◆ RECORDED INFORMATION
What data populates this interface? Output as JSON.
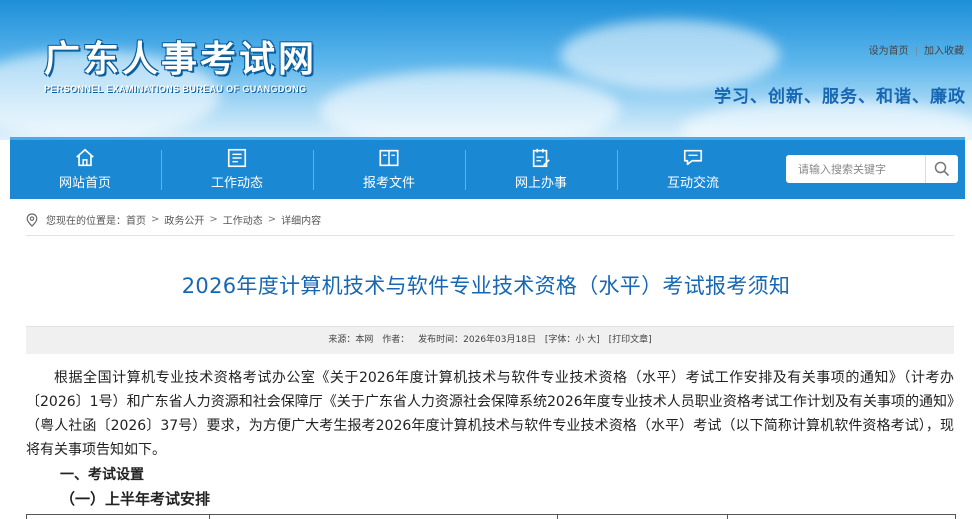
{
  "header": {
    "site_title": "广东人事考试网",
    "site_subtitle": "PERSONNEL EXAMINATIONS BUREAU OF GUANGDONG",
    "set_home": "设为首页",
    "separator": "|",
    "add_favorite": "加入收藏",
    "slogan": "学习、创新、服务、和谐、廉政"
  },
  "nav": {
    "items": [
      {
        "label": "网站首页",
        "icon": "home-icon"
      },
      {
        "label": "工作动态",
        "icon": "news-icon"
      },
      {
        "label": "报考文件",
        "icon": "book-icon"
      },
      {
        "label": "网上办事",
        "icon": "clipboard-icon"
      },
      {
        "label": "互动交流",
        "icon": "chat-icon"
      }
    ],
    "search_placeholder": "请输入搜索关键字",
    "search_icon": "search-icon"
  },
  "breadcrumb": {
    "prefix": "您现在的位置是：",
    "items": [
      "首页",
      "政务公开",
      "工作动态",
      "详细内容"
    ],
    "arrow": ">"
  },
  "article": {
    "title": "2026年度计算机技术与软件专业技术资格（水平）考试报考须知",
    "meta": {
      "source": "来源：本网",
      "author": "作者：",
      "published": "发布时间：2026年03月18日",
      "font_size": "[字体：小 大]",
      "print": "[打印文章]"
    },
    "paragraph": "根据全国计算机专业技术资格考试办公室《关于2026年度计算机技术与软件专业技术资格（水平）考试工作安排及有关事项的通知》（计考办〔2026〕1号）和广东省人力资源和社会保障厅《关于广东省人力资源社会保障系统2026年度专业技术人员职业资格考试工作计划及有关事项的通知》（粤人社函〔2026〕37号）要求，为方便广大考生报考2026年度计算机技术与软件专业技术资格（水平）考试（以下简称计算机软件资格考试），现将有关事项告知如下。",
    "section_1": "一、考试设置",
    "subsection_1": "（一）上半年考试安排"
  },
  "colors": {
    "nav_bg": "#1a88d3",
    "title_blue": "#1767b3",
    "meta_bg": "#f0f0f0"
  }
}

◆ DIRECTIVE
Quote each record exactly as it stands, minus the pictures.

◆ ANSWER
What data populates this interface? Output as JSON.
{
  "header": {
    "site_title": "广东人事考试网",
    "site_subtitle": "PERSONNEL EXAMINATIONS BUREAU OF GUANGDONG",
    "set_home": "设为首页",
    "separator": "|",
    "add_favorite": "加入收藏",
    "slogan": "学习、创新、服务、和谐、廉政"
  },
  "nav": {
    "items": [
      {
        "label": "网站首页",
        "icon": "home-icon"
      },
      {
        "label": "工作动态",
        "icon": "news-icon"
      },
      {
        "label": "报考文件",
        "icon": "book-icon"
      },
      {
        "label": "网上办事",
        "icon": "clipboard-icon"
      },
      {
        "label": "互动交流",
        "icon": "chat-icon"
      }
    ],
    "search_placeholder": "请输入搜索关键字",
    "search_icon": "search-icon"
  },
  "breadcrumb": {
    "prefix": "您现在的位置是：",
    "items": [
      "首页",
      "政务公开",
      "工作动态",
      "详细内容"
    ],
    "arrow": ">"
  },
  "article": {
    "title": "2026年度计算机技术与软件专业技术资格（水平）考试报考须知",
    "meta": {
      "source": "来源：本网",
      "author": "作者：",
      "published": "发布时间：2026年03月18日",
      "font_size": "[字体：小 大]",
      "print": "[打印文章]"
    },
    "paragraph": "根据全国计算机专业技术资格考试办公室《关于2026年度计算机技术与软件专业技术资格（水平）考试工作安排及有关事项的通知》（计考办〔2026〕1号）和广东省人力资源和社会保障厅《关于广东省人力资源社会保障系统2026年度专业技术人员职业资格考试工作计划及有关事项的通知》（粤人社函〔2026〕37号）要求，为方便广大考生报考2026年度计算机技术与软件专业技术资格（水平）考试（以下简称计算机软件资格考试），现将有关事项告知如下。",
    "section_1": "一、考试设置",
    "subsection_1": "（一）上半年考试安排"
  },
  "colors": {
    "nav_bg": "#1a88d3",
    "title_blue": "#1767b3",
    "meta_bg": "#f0f0f0"
  }
}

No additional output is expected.